Retype the material in full, keeping every word the same.

(Source data)
__________________________________________________

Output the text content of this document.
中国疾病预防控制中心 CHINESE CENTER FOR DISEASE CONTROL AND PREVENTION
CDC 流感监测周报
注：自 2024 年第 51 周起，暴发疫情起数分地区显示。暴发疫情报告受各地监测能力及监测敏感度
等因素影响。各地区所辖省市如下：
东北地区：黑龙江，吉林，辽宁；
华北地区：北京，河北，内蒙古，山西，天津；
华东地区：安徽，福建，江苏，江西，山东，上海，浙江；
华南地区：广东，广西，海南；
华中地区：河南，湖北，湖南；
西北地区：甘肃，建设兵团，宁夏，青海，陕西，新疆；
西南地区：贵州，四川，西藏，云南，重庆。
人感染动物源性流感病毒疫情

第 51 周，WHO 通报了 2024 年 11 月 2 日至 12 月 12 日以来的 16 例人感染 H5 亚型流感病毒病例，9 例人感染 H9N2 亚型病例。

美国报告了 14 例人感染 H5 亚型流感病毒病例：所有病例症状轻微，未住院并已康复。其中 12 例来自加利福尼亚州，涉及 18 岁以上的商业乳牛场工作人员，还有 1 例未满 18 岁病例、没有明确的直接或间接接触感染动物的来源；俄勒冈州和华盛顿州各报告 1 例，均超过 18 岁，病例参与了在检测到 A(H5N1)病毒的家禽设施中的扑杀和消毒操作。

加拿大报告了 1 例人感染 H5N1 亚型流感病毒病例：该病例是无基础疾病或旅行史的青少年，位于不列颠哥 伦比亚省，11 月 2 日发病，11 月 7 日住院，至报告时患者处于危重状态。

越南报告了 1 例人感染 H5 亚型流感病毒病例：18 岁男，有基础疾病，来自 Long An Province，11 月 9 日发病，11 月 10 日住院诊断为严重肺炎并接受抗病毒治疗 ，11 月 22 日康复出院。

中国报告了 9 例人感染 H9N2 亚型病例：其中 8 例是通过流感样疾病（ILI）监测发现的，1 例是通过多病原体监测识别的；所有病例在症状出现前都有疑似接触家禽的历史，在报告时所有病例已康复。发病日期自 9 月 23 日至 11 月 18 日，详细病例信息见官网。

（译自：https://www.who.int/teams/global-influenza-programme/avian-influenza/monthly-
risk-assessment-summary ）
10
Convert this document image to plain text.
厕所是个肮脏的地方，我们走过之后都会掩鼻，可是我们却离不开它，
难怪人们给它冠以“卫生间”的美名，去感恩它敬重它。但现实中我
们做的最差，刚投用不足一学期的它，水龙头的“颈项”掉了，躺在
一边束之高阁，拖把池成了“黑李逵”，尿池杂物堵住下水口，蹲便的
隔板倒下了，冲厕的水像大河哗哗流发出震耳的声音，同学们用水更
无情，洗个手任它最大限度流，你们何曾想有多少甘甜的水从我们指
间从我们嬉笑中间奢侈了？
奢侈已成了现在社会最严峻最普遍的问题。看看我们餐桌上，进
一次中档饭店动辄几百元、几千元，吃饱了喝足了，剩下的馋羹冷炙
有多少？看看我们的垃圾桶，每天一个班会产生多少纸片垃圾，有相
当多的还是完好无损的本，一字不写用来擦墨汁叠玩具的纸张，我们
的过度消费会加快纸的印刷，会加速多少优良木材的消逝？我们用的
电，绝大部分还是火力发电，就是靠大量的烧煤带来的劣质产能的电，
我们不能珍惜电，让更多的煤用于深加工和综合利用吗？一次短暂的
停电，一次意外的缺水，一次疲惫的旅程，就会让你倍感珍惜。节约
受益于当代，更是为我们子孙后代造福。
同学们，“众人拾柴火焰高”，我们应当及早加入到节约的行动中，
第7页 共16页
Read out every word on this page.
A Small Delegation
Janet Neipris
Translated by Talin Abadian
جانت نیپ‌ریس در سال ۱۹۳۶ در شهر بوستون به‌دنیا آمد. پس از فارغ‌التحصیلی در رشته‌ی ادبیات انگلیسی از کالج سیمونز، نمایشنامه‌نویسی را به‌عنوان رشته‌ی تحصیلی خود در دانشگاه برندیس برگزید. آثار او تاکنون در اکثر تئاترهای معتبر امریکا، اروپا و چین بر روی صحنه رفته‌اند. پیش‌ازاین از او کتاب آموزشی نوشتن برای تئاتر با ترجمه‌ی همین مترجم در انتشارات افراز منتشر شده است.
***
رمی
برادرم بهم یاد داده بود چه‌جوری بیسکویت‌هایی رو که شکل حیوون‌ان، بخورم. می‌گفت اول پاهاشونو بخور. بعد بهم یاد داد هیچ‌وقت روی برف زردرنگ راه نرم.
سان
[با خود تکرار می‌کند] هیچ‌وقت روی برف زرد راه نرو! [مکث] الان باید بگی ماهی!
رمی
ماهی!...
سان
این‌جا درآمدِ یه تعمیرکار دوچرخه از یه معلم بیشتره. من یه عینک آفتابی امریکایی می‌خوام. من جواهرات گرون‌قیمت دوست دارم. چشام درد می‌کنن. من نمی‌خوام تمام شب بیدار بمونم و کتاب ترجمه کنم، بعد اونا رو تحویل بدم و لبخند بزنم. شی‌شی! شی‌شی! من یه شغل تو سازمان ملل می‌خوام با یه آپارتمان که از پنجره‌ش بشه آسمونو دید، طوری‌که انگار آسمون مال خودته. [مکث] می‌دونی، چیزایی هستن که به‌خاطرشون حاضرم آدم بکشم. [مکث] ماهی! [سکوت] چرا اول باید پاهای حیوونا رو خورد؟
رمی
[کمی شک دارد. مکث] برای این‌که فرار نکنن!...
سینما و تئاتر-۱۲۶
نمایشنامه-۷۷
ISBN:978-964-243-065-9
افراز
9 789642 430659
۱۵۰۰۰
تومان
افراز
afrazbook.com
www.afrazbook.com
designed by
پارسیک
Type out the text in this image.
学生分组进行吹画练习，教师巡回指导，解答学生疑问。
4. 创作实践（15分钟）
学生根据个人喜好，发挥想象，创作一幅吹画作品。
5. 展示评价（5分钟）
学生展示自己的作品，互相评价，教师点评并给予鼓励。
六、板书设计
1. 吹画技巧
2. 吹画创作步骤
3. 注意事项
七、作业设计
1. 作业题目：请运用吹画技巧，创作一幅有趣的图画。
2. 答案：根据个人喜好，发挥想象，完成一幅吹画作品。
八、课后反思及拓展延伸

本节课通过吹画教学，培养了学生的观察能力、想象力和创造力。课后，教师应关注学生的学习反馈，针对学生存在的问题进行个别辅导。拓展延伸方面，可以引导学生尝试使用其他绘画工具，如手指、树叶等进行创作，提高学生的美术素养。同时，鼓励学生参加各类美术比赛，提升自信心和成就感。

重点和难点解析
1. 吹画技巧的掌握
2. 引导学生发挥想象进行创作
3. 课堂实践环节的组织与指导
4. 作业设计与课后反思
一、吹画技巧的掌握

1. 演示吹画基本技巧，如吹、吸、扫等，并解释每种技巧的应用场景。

__________________________________________________

ANSWER FOR THIS EXERCISE →
Output the text content of this document.
中国疾病预防控制中心 CHINESE CENTER FOR DISEASE CONTROL AND PREVENTION
CDC 流感监测周报
注：自 2024 年第 51 周起，暴发疫情起数分地区显示。暴发疫情报告受各地监测能力及监测敏感度
等因素影响。各地区所辖省市如下：
东北地区：黑龙江，吉林，辽宁；
华北地区：北京，河北，内蒙古，山西，天津；
华东地区：安徽，福建，江苏，江西，山东，上海，浙江；
华南地区：广东，广西，海南；
华中地区：河南，湖北，湖南；
西北地区：甘肃，建设兵团，宁夏，青海，陕西，新疆；
西南地区：贵州，四川，西藏，云南，重庆。
人感染动物源性流感病毒疫情

第 51 周，WHO 通报了 2024 年 11 月 2 日至 12 月 12 日以来的 16 例人感染 H5 亚型流感病毒病例，9 例人感染 H9N2 亚型病例。

美国报告了 14 例人感染 H5 亚型流感病毒病例：所有病例症状轻微，未住院并已康复。其中 12 例来自加利福尼亚州，涉及 18 岁以上的商业乳牛场工作人员，还有 1 例未满 18 岁病例、没有明确的直接或间接接触感染动物的来源；俄勒冈州和华盛顿州各报告 1 例，均超过 18 岁，病例参与了在检测到 A(H5N1)病毒的家禽设施中的扑杀和消毒操作。

加拿大报告了 1 例人感染 H5N1 亚型流感病毒病例：该病例是无基础疾病或旅行史的青少年，位于不列颠哥 伦比亚省，11 月 2 日发病，11 月 7 日住院，至报告时患者处于危重状态。

越南报告了 1 例人感染 H5 亚型流感病毒病例：18 岁男，有基础疾病，来自 Long An Province，11 月 9 日发病，11 月 10 日住院诊断为严重肺炎并接受抗病毒治疗 ，11 月 22 日康复出院。

中国报告了 9 例人感染 H9N2 亚型病例：其中 8 例是通过流感样疾病（ILI）监测发现的，1 例是通过多病原体监测识别的；所有病例在症状出现前都有疑似接触家禽的历史，在报告时所有病例已康复。发病日期自 9 月 23 日至 11 月 18 日，详细病例信息见官网。

（译自：https://www.who.int/teams/global-influenza-programme/avian-influenza/monthly-
risk-assessment-summary ）
10
Convert this document image to plain text.
厕所是个肮脏的地方，我们走过之后都会掩鼻，可是我们却离不开它，
难怪人们给它冠以“卫生间”的美名，去感恩它敬重它。但现实中我
们做的最差，刚投用不足一学期的它，水龙头的“颈项”掉了，躺在
一边束之高阁，拖把池成了“黑李逵”，尿池杂物堵住下水口，蹲便的
隔板倒下了，冲厕的水像大河哗哗流发出震耳的声音，同学们用水更
无情，洗个手任它最大限度流，你们何曾想有多少甘甜的水从我们指
间从我们嬉笑中间奢侈了？
奢侈已成了现在社会最严峻最普遍的问题。看看我们餐桌上，进
一次中档饭店动辄几百元、几千元，吃饱了喝足了，剩下的馋羹冷炙
有多少？看看我们的垃圾桶，每天一个班会产生多少纸片垃圾，有相
当多的还是完好无损的本，一字不写用来擦墨汁叠玩具的纸张，我们
的过度消费会加快纸的印刷，会加速多少优良木材的消逝？我们用的
电，绝大部分还是火力发电，就是靠大量的烧煤带来的劣质产能的电，
我们不能珍惜电，让更多的煤用于深加工和综合利用吗？一次短暂的
停电，一次意外的缺水，一次疲惫的旅程，就会让你倍感珍惜。节约
受益于当代，更是为我们子孙后代造福。
同学们，“众人拾柴火焰高”，我们应当及早加入到节约的行动中，
第7页 共16页
Read out every word on this page.
A Small Delegation
Janet Neipris
Translated by Talin Abadian
جانت نیپ‌ریس در سال ۱۹۳۶ در شهر بوستون به‌دنیا آمد. پس از فارغ‌التحصیلی در رشته‌ی ادبیات انگلیسی از کالج سیمونز، نمایشنامه‌نویسی را به‌عنوان رشته‌ی تحصیلی خود در دانشگاه برندیس برگزید. آثار او تاکنون در اکثر تئاترهای معتبر امریکا، اروپا و چین بر روی صحنه رفته‌اند. پیش‌ازاین از او کتاب آموزشی نوشتن برای تئاتر با ترجمه‌ی همین مترجم در انتشارات افراز منتشر شده است.
***
رمی
برادرم بهم یاد داده بود چه‌جوری بیسکویت‌هایی رو که شکل حیوون‌ان، بخورم. می‌گفت اول پاهاشونو بخور. بعد بهم یاد داد هیچ‌وقت روی برف زردرنگ راه نرم.
سان
[با خود تکرار می‌کند] هیچ‌وقت روی برف زرد راه نرو! [مکث] الان باید بگی ماهی!
رمی
ماهی!...
سان
این‌جا درآمدِ یه تعمیرکار دوچرخه از یه معلم بیشتره. من یه عینک آفتابی امریکایی می‌خوام. من جواهرات گرون‌قیمت دوست دارم. چشام درد می‌کنن. من نمی‌خوام تمام شب بیدار بمونم و کتاب ترجمه کنم، بعد اونا رو تحویل بدم و لبخند بزنم. شی‌شی! شی‌شی! من یه شغل تو سازمان ملل می‌خوام با یه آپارتمان که از پنجره‌ش بشه آسمونو دید، طوری‌که انگار آسمون مال خودته. [مکث] می‌دونی، چیزایی هستن که به‌خاطرشون حاضرم آدم بکشم. [مکث] ماهی! [سکوت] چرا اول باید پاهای حیوونا رو خورد؟
رمی
[کمی شک دارد. مکث] برای این‌که فرار نکنن!...
سینما و تئاتر-۱۲۶
نمایشنامه-۷۷
ISBN:978-964-243-065-9
افراز
9 789642 430659
۱۵۰۰۰
تومان
افراز
afrazbook.com
www.afrazbook.com
designed by
پارسیک
Type out the text in this image.
学生分组进行吹画练习，教师巡回指导，解答学生疑问。
4. 创作实践（15分钟）
学生根据个人喜好，发挥想象，创作一幅吹画作品。
5. 展示评价（5分钟）
学生展示自己的作品，互相评价，教师点评并给予鼓励。
六、板书设计
1. 吹画技巧
2. 吹画创作步骤
3. 注意事项
七、作业设计
1. 作业题目：请运用吹画技巧，创作一幅有趣的图画。
2. 答案：根据个人喜好，发挥想象，完成一幅吹画作品。
八、课后反思及拓展延伸

本节课通过吹画教学，培养了学生的观察能力、想象力和创造力。课后，教师应关注学生的学习反馈，针对学生存在的问题进行个别辅导。拓展延伸方面，可以引导学生尝试使用其他绘画工具，如手指、树叶等进行创作，提高学生的美术素养。同时，鼓励学生参加各类美术比赛，提升自信心和成就感。

重点和难点解析
1. 吹画技巧的掌握
2. 引导学生发挥想象进行创作
3. 课堂实践环节的组织与指导
4. 作业设计与课后反思
一、吹画技巧的掌握

1. 演示吹画基本技巧，如吹、吸、扫等，并解释每种技巧的应用场景。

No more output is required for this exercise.